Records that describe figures
+ + +
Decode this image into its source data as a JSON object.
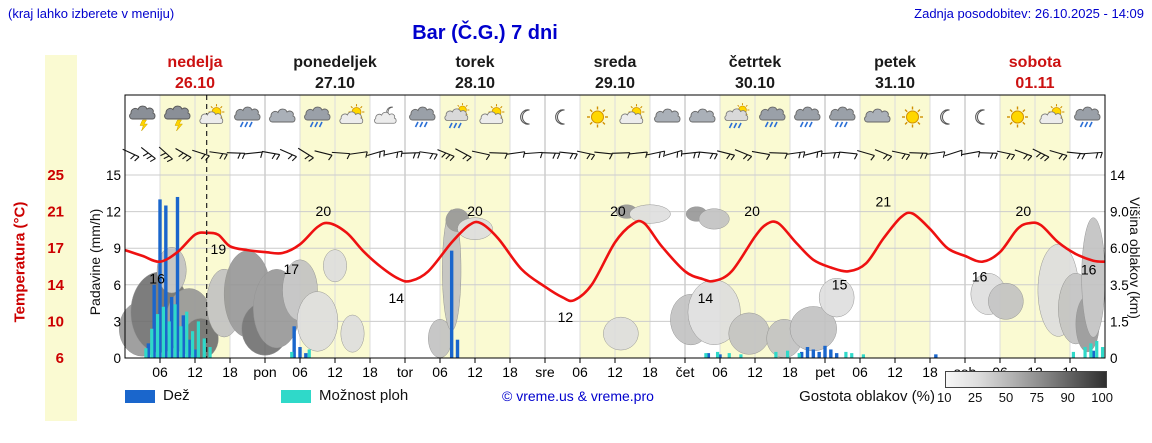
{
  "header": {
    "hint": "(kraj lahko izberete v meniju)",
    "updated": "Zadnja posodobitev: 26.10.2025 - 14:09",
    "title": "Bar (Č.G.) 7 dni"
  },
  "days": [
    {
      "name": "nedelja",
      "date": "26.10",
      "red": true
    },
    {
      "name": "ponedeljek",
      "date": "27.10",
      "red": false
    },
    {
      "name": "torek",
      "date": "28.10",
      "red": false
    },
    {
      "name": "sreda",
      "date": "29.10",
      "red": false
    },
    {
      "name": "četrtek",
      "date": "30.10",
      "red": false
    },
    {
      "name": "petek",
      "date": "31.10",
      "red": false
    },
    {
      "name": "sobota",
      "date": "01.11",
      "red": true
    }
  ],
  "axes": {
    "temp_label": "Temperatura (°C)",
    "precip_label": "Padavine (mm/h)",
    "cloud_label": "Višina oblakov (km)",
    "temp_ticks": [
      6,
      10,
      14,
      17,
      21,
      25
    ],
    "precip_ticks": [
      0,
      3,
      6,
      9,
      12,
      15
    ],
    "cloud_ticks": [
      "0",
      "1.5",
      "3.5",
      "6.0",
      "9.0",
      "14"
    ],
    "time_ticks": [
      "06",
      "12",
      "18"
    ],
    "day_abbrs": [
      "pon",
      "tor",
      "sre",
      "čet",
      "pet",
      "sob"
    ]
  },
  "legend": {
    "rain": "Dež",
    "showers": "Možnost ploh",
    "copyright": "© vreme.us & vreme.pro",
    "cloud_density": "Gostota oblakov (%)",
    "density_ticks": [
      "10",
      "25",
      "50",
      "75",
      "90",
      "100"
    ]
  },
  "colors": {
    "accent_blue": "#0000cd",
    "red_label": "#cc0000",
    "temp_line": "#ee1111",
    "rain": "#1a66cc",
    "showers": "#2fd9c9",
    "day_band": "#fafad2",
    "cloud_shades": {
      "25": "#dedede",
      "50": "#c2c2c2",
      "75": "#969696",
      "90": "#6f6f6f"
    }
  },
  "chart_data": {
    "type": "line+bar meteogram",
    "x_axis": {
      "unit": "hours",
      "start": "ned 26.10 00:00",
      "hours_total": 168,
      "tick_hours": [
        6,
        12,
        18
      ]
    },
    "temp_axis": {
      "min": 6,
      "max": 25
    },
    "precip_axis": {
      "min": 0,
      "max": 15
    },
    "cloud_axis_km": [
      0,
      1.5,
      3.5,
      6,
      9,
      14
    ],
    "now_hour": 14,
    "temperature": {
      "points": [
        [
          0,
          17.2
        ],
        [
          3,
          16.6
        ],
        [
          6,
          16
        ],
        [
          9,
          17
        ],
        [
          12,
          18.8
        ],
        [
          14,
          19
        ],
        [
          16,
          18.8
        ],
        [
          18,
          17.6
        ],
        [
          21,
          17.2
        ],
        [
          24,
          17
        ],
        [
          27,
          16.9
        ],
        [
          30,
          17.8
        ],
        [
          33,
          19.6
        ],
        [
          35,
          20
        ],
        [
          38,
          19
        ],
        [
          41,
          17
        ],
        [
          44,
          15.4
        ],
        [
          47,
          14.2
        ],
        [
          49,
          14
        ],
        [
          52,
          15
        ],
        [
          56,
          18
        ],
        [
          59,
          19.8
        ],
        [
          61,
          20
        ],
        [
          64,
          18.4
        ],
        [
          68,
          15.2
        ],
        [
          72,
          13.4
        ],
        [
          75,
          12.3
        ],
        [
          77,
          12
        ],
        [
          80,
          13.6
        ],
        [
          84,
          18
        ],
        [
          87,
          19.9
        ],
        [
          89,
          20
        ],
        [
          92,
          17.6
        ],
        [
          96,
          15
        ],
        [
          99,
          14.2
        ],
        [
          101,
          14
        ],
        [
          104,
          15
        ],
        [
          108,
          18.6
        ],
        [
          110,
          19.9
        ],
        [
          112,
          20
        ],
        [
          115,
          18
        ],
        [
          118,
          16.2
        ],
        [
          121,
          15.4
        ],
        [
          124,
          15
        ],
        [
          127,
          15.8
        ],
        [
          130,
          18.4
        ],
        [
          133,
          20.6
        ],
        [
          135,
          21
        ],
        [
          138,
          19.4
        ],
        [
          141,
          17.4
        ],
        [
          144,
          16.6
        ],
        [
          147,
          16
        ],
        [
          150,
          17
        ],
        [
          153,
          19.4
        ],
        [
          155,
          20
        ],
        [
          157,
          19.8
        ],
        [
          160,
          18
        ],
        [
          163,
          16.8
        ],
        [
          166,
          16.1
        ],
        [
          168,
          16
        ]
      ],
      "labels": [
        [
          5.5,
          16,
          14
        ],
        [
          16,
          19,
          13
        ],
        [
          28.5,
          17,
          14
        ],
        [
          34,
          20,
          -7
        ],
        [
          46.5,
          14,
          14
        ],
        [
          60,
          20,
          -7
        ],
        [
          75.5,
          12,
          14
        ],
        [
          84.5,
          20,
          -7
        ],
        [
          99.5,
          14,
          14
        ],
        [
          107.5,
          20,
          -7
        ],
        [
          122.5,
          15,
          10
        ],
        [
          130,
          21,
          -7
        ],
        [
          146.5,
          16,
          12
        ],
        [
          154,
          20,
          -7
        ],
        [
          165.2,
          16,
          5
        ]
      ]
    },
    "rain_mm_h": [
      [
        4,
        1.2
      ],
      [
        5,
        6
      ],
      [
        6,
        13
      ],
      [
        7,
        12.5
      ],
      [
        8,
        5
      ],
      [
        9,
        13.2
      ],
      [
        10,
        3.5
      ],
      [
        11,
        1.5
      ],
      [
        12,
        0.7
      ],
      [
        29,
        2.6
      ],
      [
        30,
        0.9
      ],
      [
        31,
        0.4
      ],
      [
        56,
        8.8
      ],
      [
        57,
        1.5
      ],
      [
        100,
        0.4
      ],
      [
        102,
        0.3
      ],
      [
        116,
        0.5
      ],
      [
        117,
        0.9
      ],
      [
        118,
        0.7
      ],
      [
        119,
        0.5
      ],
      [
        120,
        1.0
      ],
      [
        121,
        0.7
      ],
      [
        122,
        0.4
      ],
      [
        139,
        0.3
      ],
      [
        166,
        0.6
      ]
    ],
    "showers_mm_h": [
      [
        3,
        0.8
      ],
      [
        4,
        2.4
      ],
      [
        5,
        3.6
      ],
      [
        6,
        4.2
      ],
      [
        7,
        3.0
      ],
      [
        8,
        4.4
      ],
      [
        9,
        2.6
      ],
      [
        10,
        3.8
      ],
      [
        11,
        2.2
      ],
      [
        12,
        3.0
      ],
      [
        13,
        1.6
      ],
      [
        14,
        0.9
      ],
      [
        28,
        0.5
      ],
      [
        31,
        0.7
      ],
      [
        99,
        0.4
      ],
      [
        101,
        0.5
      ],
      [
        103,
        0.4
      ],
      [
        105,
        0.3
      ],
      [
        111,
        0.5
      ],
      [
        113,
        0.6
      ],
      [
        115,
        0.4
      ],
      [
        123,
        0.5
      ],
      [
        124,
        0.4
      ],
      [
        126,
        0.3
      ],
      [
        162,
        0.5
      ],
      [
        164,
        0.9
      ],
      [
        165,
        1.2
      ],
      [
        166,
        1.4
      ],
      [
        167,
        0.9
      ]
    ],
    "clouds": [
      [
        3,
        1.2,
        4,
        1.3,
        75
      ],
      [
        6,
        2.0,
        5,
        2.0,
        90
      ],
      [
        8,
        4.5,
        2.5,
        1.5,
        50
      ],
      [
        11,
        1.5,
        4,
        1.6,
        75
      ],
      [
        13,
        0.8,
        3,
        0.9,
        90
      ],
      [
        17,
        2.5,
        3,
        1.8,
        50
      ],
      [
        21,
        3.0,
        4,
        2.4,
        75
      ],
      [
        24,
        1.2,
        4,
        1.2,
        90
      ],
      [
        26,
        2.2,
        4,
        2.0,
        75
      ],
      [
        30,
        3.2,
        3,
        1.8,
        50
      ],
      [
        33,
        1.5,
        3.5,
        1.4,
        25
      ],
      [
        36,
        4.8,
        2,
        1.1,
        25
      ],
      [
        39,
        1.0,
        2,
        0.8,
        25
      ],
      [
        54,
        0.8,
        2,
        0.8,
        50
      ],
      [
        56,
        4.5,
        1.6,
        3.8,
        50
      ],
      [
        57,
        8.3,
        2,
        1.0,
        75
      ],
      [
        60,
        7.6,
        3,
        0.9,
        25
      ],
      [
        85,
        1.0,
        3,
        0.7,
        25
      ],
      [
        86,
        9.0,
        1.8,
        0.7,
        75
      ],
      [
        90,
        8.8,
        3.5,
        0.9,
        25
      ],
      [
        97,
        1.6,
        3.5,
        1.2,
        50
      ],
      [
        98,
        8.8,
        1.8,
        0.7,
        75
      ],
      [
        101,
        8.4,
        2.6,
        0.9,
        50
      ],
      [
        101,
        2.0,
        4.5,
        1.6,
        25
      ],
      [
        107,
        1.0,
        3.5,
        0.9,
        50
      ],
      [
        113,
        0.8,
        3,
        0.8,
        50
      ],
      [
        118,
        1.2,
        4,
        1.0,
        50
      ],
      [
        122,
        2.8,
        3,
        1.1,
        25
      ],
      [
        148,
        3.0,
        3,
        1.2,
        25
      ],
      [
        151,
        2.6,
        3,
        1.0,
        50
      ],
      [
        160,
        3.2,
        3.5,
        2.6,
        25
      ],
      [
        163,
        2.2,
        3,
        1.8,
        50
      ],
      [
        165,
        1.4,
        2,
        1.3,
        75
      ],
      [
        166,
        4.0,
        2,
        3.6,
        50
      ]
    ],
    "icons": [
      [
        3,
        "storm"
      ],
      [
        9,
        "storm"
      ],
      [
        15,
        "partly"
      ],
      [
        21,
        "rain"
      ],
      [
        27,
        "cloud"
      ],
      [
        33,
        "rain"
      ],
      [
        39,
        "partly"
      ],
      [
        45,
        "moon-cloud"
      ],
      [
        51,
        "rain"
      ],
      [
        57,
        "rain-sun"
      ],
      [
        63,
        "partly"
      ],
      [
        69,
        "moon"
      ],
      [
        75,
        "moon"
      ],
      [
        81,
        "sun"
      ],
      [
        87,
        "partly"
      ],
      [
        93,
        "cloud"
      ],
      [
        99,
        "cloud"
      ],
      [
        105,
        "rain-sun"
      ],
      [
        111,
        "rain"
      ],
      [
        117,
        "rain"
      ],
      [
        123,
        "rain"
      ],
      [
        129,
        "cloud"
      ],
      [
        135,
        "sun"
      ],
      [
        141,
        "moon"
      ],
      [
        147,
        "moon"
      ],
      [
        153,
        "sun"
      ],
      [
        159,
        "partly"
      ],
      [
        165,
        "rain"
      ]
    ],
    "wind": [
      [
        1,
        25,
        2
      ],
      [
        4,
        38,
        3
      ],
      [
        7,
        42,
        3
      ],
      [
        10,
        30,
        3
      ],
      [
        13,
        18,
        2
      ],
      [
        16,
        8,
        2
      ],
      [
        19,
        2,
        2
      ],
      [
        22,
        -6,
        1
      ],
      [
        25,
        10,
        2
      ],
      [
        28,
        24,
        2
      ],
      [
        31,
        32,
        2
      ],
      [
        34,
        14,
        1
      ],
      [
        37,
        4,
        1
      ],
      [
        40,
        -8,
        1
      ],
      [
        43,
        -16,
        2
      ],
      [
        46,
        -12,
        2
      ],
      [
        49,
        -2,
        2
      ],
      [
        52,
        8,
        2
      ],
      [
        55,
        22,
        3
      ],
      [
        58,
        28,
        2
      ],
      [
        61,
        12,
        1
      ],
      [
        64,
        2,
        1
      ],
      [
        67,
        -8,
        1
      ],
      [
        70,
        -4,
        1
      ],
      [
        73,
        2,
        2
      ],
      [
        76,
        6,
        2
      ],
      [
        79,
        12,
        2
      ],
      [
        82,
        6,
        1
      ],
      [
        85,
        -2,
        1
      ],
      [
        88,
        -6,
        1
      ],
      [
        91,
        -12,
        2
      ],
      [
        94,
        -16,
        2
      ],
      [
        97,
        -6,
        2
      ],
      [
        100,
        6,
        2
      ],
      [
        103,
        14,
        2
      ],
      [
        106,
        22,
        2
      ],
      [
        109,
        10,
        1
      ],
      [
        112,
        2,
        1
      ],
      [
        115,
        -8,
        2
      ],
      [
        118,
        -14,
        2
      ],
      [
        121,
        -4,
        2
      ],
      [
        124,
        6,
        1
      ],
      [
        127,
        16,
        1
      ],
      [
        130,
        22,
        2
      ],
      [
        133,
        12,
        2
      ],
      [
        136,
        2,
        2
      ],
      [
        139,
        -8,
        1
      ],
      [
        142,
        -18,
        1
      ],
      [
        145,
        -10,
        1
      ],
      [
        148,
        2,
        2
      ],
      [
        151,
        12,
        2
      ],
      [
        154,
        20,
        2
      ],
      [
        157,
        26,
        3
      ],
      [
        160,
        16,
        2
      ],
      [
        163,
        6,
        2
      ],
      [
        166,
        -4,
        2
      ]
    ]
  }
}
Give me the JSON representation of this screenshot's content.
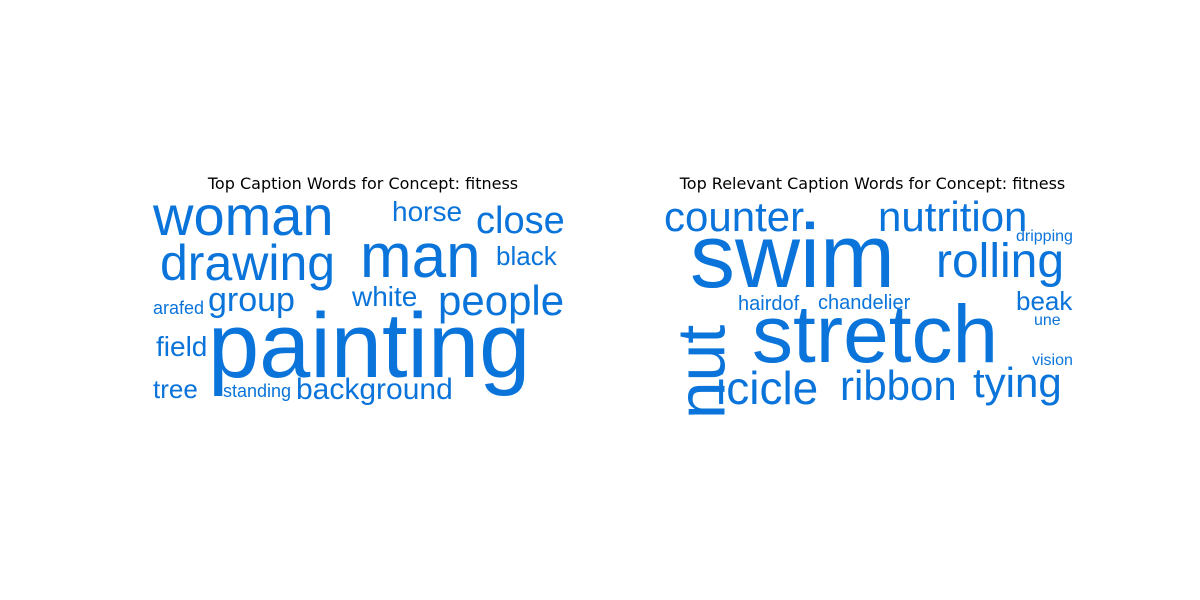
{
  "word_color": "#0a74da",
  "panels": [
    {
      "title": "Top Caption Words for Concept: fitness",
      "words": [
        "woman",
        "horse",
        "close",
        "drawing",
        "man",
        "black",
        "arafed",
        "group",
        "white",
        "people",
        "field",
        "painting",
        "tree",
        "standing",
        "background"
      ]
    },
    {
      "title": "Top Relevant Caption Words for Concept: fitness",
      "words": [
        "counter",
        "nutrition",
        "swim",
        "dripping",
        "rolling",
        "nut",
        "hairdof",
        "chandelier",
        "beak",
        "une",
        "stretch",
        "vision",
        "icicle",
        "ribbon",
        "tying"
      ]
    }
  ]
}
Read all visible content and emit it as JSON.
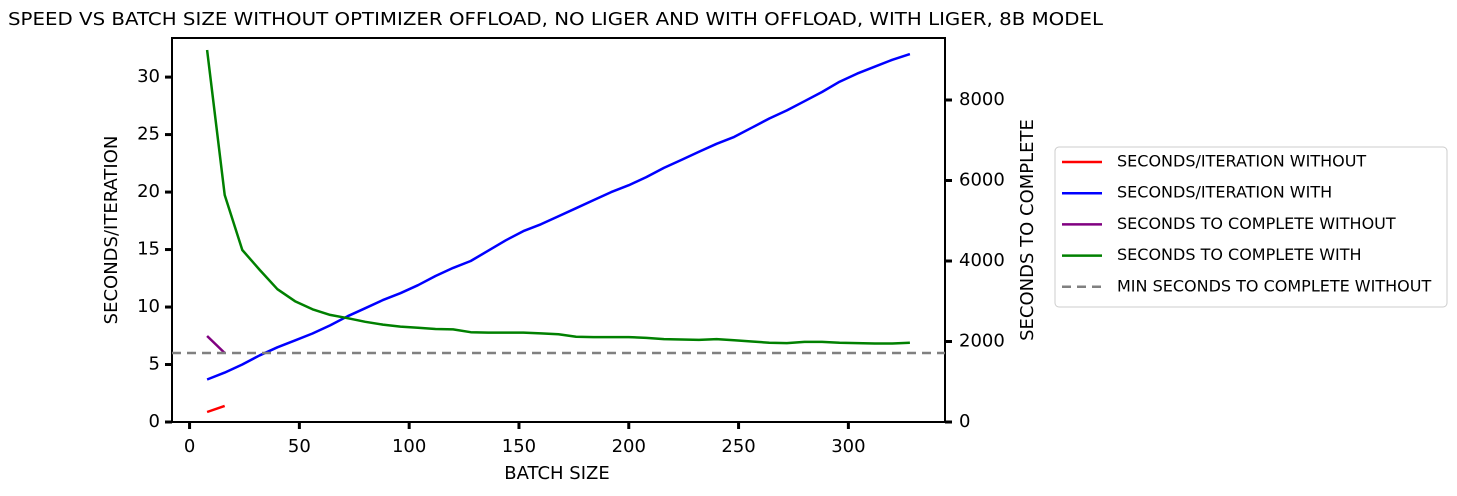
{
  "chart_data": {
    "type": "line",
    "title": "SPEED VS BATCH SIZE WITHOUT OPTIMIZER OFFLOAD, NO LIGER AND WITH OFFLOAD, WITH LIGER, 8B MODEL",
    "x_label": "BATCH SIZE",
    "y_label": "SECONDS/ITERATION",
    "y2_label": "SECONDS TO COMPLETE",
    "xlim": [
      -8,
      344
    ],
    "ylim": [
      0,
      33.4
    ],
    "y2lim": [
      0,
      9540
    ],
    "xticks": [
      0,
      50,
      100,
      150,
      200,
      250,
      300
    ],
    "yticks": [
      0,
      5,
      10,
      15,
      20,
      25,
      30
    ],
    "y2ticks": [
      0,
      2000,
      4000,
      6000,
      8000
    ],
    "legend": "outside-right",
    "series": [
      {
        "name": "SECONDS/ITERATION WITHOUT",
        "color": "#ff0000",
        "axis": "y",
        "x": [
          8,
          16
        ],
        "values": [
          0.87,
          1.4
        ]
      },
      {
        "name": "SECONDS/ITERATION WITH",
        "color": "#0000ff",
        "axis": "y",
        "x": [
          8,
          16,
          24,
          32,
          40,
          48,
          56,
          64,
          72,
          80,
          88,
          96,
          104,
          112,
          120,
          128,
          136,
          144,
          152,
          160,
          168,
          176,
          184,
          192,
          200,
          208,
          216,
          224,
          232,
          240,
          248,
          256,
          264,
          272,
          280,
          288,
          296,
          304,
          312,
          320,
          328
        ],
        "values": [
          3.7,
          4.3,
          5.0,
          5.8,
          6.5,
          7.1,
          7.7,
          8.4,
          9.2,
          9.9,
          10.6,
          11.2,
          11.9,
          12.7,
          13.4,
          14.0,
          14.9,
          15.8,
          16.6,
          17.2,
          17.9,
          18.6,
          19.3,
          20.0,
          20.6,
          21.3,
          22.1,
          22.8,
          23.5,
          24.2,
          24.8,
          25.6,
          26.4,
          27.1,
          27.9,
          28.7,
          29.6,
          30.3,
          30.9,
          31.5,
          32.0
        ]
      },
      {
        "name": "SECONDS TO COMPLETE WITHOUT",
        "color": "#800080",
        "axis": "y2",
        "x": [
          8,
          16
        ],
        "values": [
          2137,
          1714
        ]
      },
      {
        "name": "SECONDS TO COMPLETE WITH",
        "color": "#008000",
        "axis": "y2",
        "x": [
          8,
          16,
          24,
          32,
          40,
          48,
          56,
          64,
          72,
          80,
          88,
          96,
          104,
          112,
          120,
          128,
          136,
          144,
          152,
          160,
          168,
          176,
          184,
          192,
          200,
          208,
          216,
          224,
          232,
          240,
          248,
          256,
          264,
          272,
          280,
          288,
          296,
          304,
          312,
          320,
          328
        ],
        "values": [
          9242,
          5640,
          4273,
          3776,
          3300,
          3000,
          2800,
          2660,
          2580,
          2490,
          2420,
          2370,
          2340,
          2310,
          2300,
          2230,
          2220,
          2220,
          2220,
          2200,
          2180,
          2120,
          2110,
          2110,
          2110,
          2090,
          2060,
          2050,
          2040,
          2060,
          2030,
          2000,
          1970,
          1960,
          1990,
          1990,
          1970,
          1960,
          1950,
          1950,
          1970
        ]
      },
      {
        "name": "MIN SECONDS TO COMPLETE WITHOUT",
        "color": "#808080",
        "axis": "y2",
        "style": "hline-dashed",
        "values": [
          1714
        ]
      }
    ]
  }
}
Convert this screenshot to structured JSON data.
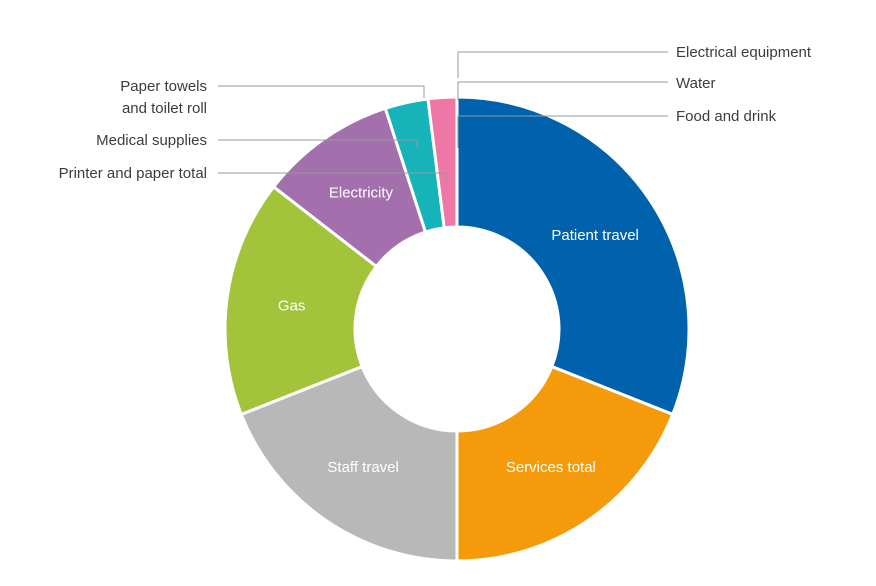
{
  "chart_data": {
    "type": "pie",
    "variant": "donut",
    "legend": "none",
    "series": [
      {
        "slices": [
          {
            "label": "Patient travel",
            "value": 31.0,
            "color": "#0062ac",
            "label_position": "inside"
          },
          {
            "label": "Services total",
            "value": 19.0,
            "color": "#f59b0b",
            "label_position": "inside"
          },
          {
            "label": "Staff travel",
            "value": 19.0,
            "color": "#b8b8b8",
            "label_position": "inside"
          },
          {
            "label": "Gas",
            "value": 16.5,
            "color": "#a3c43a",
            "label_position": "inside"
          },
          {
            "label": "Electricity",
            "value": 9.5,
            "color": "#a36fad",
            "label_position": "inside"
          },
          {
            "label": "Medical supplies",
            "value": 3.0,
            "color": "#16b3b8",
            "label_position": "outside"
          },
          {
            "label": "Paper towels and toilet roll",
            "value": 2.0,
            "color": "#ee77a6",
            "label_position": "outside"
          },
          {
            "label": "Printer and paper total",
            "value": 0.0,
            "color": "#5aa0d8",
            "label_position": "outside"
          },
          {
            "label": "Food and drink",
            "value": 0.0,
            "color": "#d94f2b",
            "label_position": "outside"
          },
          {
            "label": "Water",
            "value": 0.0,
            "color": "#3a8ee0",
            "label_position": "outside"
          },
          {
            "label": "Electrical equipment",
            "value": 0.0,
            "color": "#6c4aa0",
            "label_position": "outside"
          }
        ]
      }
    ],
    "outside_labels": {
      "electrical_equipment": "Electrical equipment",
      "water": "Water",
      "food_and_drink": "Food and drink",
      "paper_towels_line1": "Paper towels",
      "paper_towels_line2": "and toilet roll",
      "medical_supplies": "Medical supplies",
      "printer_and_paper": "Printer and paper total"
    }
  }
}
+ + +
Exercise: Copy each line above that contains the string "equipment".

Result:
            "label": "Electrical equipment",
      "electrical_equipment": "Electrical equipment",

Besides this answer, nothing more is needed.